**Set exercise:**
Gather up all lines that carry the word "tiempos".

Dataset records
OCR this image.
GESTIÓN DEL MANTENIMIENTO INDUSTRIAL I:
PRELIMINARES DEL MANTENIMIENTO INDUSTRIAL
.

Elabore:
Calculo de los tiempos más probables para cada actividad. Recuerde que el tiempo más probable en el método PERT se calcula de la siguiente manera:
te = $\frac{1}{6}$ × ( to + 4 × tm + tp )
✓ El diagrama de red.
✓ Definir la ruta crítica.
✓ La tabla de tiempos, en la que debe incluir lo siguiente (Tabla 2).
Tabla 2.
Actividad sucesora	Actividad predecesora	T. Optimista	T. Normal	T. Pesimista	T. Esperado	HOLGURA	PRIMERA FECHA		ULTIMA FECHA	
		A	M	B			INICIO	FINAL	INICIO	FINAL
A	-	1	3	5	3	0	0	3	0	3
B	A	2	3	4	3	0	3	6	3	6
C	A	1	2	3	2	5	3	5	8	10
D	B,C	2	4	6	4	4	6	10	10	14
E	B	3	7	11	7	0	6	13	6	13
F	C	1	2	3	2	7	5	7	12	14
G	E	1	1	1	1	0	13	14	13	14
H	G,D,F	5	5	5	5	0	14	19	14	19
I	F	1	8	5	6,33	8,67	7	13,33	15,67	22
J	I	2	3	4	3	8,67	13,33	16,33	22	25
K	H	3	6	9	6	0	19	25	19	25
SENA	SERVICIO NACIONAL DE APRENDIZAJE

**Exercise response:**
Calculo de los tiempos más probables para cada actividad. Recuerde que el tiempo más probable en el método PERT se calcula de la siguiente manera:
✓ La tabla de tiempos, en la que debe incluir lo siguiente (Tabla 2).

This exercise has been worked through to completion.